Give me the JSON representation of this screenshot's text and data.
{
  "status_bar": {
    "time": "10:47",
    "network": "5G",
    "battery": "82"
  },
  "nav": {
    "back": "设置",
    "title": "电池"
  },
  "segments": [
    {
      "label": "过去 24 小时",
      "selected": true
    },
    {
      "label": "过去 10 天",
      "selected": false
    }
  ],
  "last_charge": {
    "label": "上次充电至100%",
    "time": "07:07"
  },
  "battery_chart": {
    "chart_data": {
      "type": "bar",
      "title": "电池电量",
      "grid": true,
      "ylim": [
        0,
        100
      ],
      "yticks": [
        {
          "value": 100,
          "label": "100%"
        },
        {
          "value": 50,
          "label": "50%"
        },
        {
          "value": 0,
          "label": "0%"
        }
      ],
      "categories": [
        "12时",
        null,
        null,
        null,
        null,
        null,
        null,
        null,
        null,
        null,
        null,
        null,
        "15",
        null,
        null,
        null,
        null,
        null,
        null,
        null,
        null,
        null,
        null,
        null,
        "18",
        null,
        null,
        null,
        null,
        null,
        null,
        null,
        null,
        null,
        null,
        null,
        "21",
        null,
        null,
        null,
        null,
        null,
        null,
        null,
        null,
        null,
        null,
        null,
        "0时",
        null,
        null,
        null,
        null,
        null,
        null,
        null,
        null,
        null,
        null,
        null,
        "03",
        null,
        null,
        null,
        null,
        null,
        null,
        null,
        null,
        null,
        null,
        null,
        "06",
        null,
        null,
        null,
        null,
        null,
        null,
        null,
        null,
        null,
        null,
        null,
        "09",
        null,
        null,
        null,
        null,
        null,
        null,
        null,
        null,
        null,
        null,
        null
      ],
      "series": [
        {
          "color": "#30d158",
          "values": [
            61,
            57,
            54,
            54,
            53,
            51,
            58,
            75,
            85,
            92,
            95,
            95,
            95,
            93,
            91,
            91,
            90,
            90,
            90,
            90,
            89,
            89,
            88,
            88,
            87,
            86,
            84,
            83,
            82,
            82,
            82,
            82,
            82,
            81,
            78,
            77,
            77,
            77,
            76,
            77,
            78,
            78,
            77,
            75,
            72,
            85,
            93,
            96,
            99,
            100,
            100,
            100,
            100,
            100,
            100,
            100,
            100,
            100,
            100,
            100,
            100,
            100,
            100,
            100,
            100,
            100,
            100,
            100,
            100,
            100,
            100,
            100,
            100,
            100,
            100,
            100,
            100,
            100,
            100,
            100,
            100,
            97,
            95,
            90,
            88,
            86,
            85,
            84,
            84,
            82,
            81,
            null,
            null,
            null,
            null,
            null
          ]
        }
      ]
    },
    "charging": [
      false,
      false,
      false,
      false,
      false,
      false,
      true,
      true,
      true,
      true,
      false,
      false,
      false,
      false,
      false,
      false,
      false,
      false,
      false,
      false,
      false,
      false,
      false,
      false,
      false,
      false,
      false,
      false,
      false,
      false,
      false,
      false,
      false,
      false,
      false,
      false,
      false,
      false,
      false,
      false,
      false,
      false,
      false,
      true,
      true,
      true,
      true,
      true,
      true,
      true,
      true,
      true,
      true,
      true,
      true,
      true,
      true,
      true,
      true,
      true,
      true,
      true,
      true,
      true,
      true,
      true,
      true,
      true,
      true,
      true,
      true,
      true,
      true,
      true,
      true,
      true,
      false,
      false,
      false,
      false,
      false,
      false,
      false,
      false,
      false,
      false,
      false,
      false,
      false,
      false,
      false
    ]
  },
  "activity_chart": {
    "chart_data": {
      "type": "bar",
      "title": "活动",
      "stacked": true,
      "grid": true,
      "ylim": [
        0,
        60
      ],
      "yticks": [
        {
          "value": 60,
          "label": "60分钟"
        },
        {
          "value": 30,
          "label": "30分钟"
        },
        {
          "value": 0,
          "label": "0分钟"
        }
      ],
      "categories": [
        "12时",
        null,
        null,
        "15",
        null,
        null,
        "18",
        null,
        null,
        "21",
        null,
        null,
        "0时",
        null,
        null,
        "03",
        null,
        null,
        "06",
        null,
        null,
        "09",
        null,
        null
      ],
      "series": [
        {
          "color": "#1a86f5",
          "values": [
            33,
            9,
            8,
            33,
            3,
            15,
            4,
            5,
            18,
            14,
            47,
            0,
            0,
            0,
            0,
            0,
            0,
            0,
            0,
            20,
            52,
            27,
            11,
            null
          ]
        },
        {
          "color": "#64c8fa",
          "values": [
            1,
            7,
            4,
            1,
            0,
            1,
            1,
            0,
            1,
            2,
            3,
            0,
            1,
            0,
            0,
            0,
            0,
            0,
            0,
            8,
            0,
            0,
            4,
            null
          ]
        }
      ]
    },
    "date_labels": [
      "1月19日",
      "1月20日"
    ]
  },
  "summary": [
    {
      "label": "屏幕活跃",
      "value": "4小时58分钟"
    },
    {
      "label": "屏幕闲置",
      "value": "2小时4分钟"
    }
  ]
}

-----

■ WHAT YOU NEED TO DO ■
Exact copies of all the records are required.

■ RESULT OF THIS TASK ■
Give me the JSON representation of this screenshot's text and data.
{
  "status_bar": {
    "time": "10:47",
    "network": "5G",
    "battery": "82"
  },
  "nav": {
    "back": "设置",
    "title": "电池"
  },
  "segments": [
    {
      "label": "过去 24 小时",
      "selected": true
    },
    {
      "label": "过去 10 天",
      "selected": false
    }
  ],
  "last_charge": {
    "label": "上次充电至100%",
    "time": "07:07"
  },
  "battery_chart": {
    "chart_data": {
      "type": "bar",
      "title": "电池电量",
      "grid": true,
      "ylim": [
        0,
        100
      ],
      "yticks": [
        {
          "value": 100,
          "label": "100%"
        },
        {
          "value": 50,
          "label": "50%"
        },
        {
          "value": 0,
          "label": "0%"
        }
      ],
      "categories": [
        "12时",
        null,
        null,
        null,
        null,
        null,
        null,
        null,
        null,
        null,
        null,
        null,
        "15",
        null,
        null,
        null,
        null,
        null,
        null,
        null,
        null,
        null,
        null,
        null,
        "18",
        null,
        null,
        null,
        null,
        null,
        null,
        null,
        null,
        null,
        null,
        null,
        "21",
        null,
        null,
        null,
        null,
        null,
        null,
        null,
        null,
        null,
        null,
        null,
        "0时",
        null,
        null,
        null,
        null,
        null,
        null,
        null,
        null,
        null,
        null,
        null,
        "03",
        null,
        null,
        null,
        null,
        null,
        null,
        null,
        null,
        null,
        null,
        null,
        "06",
        null,
        null,
        null,
        null,
        null,
        null,
        null,
        null,
        null,
        null,
        null,
        "09",
        null,
        null,
        null,
        null,
        null,
        null,
        null,
        null,
        null,
        null,
        null
      ],
      "series": [
        {
          "color": "#30d158",
          "values": [
            61,
            57,
            54,
            54,
            53,
            51,
            58,
            75,
            85,
            92,
            95,
            95,
            95,
            93,
            91,
            91,
            90,
            90,
            90,
            90,
            89,
            89,
            88,
            88,
            87,
            86,
            84,
            83,
            82,
            82,
            82,
            82,
            82,
            81,
            78,
            77,
            77,
            77,
            76,
            77,
            78,
            78,
            77,
            75,
            72,
            85,
            93,
            96,
            99,
            100,
            100,
            100,
            100,
            100,
            100,
            100,
            100,
            100,
            100,
            100,
            100,
            100,
            100,
            100,
            100,
            100,
            100,
            100,
            100,
            100,
            100,
            100,
            100,
            100,
            100,
            100,
            100,
            100,
            100,
            100,
            100,
            97,
            95,
            90,
            88,
            86,
            85,
            84,
            84,
            82,
            81,
            null,
            null,
            null,
            null,
            null
          ]
        }
      ]
    },
    "charging": [
      false,
      false,
      false,
      false,
      false,
      false,
      true,
      true,
      true,
      true,
      false,
      false,
      false,
      false,
      false,
      false,
      false,
      false,
      false,
      false,
      false,
      false,
      false,
      false,
      false,
      false,
      false,
      false,
      false,
      false,
      false,
      false,
      false,
      false,
      false,
      false,
      false,
      false,
      false,
      false,
      false,
      false,
      false,
      true,
      true,
      true,
      true,
      true,
      true,
      true,
      true,
      true,
      true,
      true,
      true,
      true,
      true,
      true,
      true,
      true,
      true,
      true,
      true,
      true,
      true,
      true,
      true,
      true,
      true,
      true,
      true,
      true,
      true,
      true,
      true,
      true,
      false,
      false,
      false,
      false,
      false,
      false,
      false,
      false,
      false,
      false,
      false,
      false,
      false,
      false,
      false
    ]
  },
  "activity_chart": {
    "chart_data": {
      "type": "bar",
      "title": "活动",
      "stacked": true,
      "grid": true,
      "ylim": [
        0,
        60
      ],
      "yticks": [
        {
          "value": 60,
          "label": "60分钟"
        },
        {
          "value": 30,
          "label": "30分钟"
        },
        {
          "value": 0,
          "label": "0分钟"
        }
      ],
      "categories": [
        "12时",
        null,
        null,
        "15",
        null,
        null,
        "18",
        null,
        null,
        "21",
        null,
        null,
        "0时",
        null,
        null,
        "03",
        null,
        null,
        "06",
        null,
        null,
        "09",
        null,
        null
      ],
      "series": [
        {
          "color": "#1a86f5",
          "values": [
            33,
            9,
            8,
            33,
            3,
            15,
            4,
            5,
            18,
            14,
            47,
            0,
            0,
            0,
            0,
            0,
            0,
            0,
            0,
            20,
            52,
            27,
            11,
            null
          ]
        },
        {
          "color": "#64c8fa",
          "values": [
            1,
            7,
            4,
            1,
            0,
            1,
            1,
            0,
            1,
            2,
            3,
            0,
            1,
            0,
            0,
            0,
            0,
            0,
            0,
            8,
            0,
            0,
            4,
            null
          ]
        }
      ]
    },
    "date_labels": [
      "1月19日",
      "1月20日"
    ]
  },
  "summary": [
    {
      "label": "屏幕活跃",
      "value": "4小时58分钟"
    },
    {
      "label": "屏幕闲置",
      "value": "2小时4分钟"
    }
  ]
}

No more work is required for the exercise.